> Task instructions
Will you quote all of the entries, word for word?

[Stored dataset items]
──────
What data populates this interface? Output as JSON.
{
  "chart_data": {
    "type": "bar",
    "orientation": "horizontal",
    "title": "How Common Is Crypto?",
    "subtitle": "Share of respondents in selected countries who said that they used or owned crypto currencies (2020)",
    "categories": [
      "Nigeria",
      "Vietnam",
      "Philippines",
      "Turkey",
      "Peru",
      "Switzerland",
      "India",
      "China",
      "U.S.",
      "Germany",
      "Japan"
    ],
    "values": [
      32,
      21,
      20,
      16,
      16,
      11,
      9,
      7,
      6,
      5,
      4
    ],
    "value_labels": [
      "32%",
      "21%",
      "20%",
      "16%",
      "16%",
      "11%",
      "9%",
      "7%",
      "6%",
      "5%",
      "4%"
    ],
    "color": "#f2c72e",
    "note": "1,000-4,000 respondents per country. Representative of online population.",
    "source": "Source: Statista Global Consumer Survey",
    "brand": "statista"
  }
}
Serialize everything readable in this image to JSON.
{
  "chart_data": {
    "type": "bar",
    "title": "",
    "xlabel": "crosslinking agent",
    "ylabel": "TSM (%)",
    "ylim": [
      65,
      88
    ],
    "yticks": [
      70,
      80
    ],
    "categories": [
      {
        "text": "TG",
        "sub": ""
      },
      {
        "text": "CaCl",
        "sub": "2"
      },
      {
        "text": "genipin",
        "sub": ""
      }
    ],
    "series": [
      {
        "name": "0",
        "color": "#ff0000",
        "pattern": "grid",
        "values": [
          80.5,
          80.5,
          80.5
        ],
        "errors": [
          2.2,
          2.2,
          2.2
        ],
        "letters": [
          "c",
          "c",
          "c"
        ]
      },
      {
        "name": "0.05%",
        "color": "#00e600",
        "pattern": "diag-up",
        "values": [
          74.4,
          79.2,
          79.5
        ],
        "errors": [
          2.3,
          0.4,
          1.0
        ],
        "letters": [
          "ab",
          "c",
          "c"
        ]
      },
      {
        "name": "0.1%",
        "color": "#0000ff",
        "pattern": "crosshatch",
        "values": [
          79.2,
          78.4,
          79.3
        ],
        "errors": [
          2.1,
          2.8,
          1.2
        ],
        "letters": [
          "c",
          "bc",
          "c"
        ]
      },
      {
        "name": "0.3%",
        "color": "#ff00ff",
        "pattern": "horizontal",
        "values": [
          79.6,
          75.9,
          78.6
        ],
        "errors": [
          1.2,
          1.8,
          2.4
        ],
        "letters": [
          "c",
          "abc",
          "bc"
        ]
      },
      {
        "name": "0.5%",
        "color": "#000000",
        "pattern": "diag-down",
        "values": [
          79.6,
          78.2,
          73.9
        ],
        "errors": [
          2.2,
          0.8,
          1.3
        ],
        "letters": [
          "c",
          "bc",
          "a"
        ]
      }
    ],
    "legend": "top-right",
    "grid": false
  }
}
──────
> Answer to the problem
What data populates this interface? Output as JSON.
{
  "chart_data": {
    "type": "bar",
    "orientation": "horizontal",
    "title": "How Common Is Crypto?",
    "subtitle": "Share of respondents in selected countries who said that they used or owned crypto currencies (2020)",
    "categories": [
      "Nigeria",
      "Vietnam",
      "Philippines",
      "Turkey",
      "Peru",
      "Switzerland",
      "India",
      "China",
      "U.S.",
      "Germany",
      "Japan"
    ],
    "values": [
      32,
      21,
      20,
      16,
      16,
      11,
      9,
      7,
      6,
      5,
      4
    ],
    "value_labels": [
      "32%",
      "21%",
      "20%",
      "16%",
      "16%",
      "11%",
      "9%",
      "7%",
      "6%",
      "5%",
      "4%"
    ],
    "color": "#f2c72e",
    "note": "1,000-4,000 respondents per country. Representative of online population.",
    "source": "Source: Statista Global Consumer Survey",
    "brand": "statista"
  }
}
Serialize everything readable in this image to JSON.
{
  "chart_data": {
    "type": "bar",
    "title": "",
    "xlabel": "crosslinking agent",
    "ylabel": "TSM (%)",
    "ylim": [
      65,
      88
    ],
    "yticks": [
      70,
      80
    ],
    "categories": [
      {
        "text": "TG",
        "sub": ""
      },
      {
        "text": "CaCl",
        "sub": "2"
      },
      {
        "text": "genipin",
        "sub": ""
      }
    ],
    "series": [
      {
        "name": "0",
        "color": "#ff0000",
        "pattern": "grid",
        "values": [
          80.5,
          80.5,
          80.5
        ],
        "errors": [
          2.2,
          2.2,
          2.2
        ],
        "letters": [
          "c",
          "c",
          "c"
        ]
      },
      {
        "name": "0.05%",
        "color": "#00e600",
        "pattern": "diag-up",
        "values": [
          74.4,
          79.2,
          79.5
        ],
        "errors": [
          2.3,
          0.4,
          1.0
        ],
        "letters": [
          "ab",
          "c",
          "c"
        ]
      },
      {
        "name": "0.1%",
        "color": "#0000ff",
        "pattern": "crosshatch",
        "values": [
          79.2,
          78.4,
          79.3
        ],
        "errors": [
          2.1,
          2.8,
          1.2
        ],
        "letters": [
          "c",
          "bc",
          "c"
        ]
      },
      {
        "name": "0.3%",
        "color": "#ff00ff",
        "pattern": "horizontal",
        "values": [
          79.6,
          75.9,
          78.6
        ],
        "errors": [
          1.2,
          1.8,
          2.4
        ],
        "letters": [
          "c",
          "abc",
          "bc"
        ]
      },
      {
        "name": "0.5%",
        "color": "#000000",
        "pattern": "diag-down",
        "values": [
          79.6,
          78.2,
          73.9
        ],
        "errors": [
          2.2,
          0.8,
          1.3
        ],
        "letters": [
          "c",
          "bc",
          "a"
        ]
      }
    ],
    "legend": "top-right",
    "grid": false
  }
}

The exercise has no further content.